+++ Listing
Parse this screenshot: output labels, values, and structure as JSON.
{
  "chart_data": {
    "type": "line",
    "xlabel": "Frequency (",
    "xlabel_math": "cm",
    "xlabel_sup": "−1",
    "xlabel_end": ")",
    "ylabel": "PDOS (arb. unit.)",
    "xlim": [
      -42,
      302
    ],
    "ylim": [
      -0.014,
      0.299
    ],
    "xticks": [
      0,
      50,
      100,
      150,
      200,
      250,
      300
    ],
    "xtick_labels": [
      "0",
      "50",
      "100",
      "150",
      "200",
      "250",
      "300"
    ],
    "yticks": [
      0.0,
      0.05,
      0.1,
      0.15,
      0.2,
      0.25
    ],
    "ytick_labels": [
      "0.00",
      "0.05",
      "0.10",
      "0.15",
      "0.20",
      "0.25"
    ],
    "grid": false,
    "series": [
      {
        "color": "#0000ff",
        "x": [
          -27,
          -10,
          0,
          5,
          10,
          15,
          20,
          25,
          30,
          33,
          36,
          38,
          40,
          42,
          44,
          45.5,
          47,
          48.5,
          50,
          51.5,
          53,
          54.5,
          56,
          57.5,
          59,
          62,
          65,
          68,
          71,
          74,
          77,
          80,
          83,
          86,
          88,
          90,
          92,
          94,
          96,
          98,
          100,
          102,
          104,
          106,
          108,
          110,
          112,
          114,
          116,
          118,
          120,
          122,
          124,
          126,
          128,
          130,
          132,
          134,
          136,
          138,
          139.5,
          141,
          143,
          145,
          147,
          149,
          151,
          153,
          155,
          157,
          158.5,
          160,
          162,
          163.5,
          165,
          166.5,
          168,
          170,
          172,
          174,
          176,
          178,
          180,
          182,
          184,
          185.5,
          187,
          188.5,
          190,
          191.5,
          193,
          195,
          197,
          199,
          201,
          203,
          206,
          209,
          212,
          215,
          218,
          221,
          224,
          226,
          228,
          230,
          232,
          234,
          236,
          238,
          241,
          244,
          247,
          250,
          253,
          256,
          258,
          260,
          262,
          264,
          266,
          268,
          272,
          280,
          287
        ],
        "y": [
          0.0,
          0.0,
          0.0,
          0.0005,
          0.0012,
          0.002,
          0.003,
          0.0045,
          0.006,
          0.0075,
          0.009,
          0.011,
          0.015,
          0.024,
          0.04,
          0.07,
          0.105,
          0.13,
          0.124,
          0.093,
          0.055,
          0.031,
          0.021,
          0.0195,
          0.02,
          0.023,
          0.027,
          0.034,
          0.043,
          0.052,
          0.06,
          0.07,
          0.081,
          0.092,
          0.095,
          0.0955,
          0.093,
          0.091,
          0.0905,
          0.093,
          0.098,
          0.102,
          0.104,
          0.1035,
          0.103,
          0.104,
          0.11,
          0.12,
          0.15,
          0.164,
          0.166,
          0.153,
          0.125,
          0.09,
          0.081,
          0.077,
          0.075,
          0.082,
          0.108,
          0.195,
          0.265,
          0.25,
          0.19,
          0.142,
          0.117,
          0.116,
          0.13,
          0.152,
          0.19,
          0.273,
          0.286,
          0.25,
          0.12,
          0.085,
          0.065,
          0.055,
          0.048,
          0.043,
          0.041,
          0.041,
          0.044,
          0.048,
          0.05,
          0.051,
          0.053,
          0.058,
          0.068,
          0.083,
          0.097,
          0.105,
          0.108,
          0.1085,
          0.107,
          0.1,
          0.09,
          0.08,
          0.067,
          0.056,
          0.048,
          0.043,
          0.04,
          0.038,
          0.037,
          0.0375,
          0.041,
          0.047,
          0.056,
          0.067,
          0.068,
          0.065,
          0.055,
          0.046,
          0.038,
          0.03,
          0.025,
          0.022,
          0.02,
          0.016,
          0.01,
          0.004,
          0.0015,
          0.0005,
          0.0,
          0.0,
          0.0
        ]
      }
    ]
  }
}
++++++
◆ **Problem to work on**
Take the listing above and set it down exactly.

◆ **Response below**
Parse this screenshot: output labels, values, and structure as JSON.
{
  "chart_data": {
    "type": "line",
    "xlabel": "Frequency (",
    "xlabel_math": "cm",
    "xlabel_sup": "−1",
    "xlabel_end": ")",
    "ylabel": "PDOS (arb. unit.)",
    "xlim": [
      -42,
      302
    ],
    "ylim": [
      -0.014,
      0.299
    ],
    "xticks": [
      0,
      50,
      100,
      150,
      200,
      250,
      300
    ],
    "xtick_labels": [
      "0",
      "50",
      "100",
      "150",
      "200",
      "250",
      "300"
    ],
    "yticks": [
      0.0,
      0.05,
      0.1,
      0.15,
      0.2,
      0.25
    ],
    "ytick_labels": [
      "0.00",
      "0.05",
      "0.10",
      "0.15",
      "0.20",
      "0.25"
    ],
    "grid": false,
    "series": [
      {
        "color": "#0000ff",
        "x": [
          -27,
          -10,
          0,
          5,
          10,
          15,
          20,
          25,
          30,
          33,
          36,
          38,
          40,
          42,
          44,
          45.5,
          47,
          48.5,
          50,
          51.5,
          53,
          54.5,
          56,
          57.5,
          59,
          62,
          65,
          68,
          71,
          74,
          77,
          80,
          83,
          86,
          88,
          90,
          92,
          94,
          96,
          98,
          100,
          102,
          104,
          106,
          108,
          110,
          112,
          114,
          116,
          118,
          120,
          122,
          124,
          126,
          128,
          130,
          132,
          134,
          136,
          138,
          139.5,
          141,
          143,
          145,
          147,
          149,
          151,
          153,
          155,
          157,
          158.5,
          160,
          162,
          163.5,
          165,
          166.5,
          168,
          170,
          172,
          174,
          176,
          178,
          180,
          182,
          184,
          185.5,
          187,
          188.5,
          190,
          191.5,
          193,
          195,
          197,
          199,
          201,
          203,
          206,
          209,
          212,
          215,
          218,
          221,
          224,
          226,
          228,
          230,
          232,
          234,
          236,
          238,
          241,
          244,
          247,
          250,
          253,
          256,
          258,
          260,
          262,
          264,
          266,
          268,
          272,
          280,
          287
        ],
        "y": [
          0.0,
          0.0,
          0.0,
          0.0005,
          0.0012,
          0.002,
          0.003,
          0.0045,
          0.006,
          0.0075,
          0.009,
          0.011,
          0.015,
          0.024,
          0.04,
          0.07,
          0.105,
          0.13,
          0.124,
          0.093,
          0.055,
          0.031,
          0.021,
          0.0195,
          0.02,
          0.023,
          0.027,
          0.034,
          0.043,
          0.052,
          0.06,
          0.07,
          0.081,
          0.092,
          0.095,
          0.0955,
          0.093,
          0.091,
          0.0905,
          0.093,
          0.098,
          0.102,
          0.104,
          0.1035,
          0.103,
          0.104,
          0.11,
          0.12,
          0.15,
          0.164,
          0.166,
          0.153,
          0.125,
          0.09,
          0.081,
          0.077,
          0.075,
          0.082,
          0.108,
          0.195,
          0.265,
          0.25,
          0.19,
          0.142,
          0.117,
          0.116,
          0.13,
          0.152,
          0.19,
          0.273,
          0.286,
          0.25,
          0.12,
          0.085,
          0.065,
          0.055,
          0.048,
          0.043,
          0.041,
          0.041,
          0.044,
          0.048,
          0.05,
          0.051,
          0.053,
          0.058,
          0.068,
          0.083,
          0.097,
          0.105,
          0.108,
          0.1085,
          0.107,
          0.1,
          0.09,
          0.08,
          0.067,
          0.056,
          0.048,
          0.043,
          0.04,
          0.038,
          0.037,
          0.0375,
          0.041,
          0.047,
          0.056,
          0.067,
          0.068,
          0.065,
          0.055,
          0.046,
          0.038,
          0.03,
          0.025,
          0.022,
          0.02,
          0.016,
          0.01,
          0.004,
          0.0015,
          0.0005,
          0.0,
          0.0,
          0.0
        ]
      }
    ]
  }
}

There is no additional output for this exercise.